# start of Data entries

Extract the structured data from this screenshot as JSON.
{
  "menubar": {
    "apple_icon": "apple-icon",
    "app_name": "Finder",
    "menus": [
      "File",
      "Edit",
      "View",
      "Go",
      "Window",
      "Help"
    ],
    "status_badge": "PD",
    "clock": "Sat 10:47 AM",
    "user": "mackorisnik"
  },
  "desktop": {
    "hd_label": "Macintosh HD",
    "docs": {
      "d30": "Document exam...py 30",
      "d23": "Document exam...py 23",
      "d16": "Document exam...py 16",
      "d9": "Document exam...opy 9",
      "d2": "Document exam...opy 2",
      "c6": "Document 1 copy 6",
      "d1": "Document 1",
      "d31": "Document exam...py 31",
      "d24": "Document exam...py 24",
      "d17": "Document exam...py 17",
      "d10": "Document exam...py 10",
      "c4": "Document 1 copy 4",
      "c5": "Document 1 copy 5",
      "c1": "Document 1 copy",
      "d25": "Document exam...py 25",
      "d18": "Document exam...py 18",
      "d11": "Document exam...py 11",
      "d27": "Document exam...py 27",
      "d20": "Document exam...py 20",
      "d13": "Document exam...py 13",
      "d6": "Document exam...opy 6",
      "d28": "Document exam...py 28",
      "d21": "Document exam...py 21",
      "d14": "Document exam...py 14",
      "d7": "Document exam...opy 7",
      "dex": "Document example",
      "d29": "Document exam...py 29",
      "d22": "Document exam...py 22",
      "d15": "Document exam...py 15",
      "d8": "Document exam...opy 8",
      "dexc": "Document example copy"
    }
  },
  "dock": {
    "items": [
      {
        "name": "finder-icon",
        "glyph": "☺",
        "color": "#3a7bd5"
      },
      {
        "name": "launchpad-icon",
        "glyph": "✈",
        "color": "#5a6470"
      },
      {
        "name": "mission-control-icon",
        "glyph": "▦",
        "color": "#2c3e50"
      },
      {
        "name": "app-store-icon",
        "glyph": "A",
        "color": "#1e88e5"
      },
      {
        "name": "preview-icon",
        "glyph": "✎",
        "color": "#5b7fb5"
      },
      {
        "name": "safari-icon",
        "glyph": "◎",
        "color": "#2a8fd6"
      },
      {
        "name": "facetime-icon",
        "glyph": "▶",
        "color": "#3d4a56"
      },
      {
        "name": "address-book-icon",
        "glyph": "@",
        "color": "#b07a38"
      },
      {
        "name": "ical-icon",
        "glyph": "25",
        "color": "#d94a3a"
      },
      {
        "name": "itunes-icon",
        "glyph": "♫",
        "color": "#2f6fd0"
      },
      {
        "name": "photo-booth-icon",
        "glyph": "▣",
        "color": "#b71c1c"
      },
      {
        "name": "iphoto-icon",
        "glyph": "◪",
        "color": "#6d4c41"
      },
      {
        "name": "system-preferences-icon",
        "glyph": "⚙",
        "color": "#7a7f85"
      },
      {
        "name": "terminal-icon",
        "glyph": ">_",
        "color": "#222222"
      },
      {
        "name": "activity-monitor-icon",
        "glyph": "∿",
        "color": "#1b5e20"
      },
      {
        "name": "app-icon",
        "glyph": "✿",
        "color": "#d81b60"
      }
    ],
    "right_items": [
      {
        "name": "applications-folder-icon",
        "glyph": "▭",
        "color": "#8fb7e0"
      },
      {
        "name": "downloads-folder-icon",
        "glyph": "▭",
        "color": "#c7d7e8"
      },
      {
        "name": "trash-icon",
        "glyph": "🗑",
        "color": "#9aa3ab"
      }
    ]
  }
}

# end of Data entries

### The request
Return every line above that contains the word "folder".

### Expected answer
        "name": "applications-folder-icon",
        "name": "downloads-folder-icon",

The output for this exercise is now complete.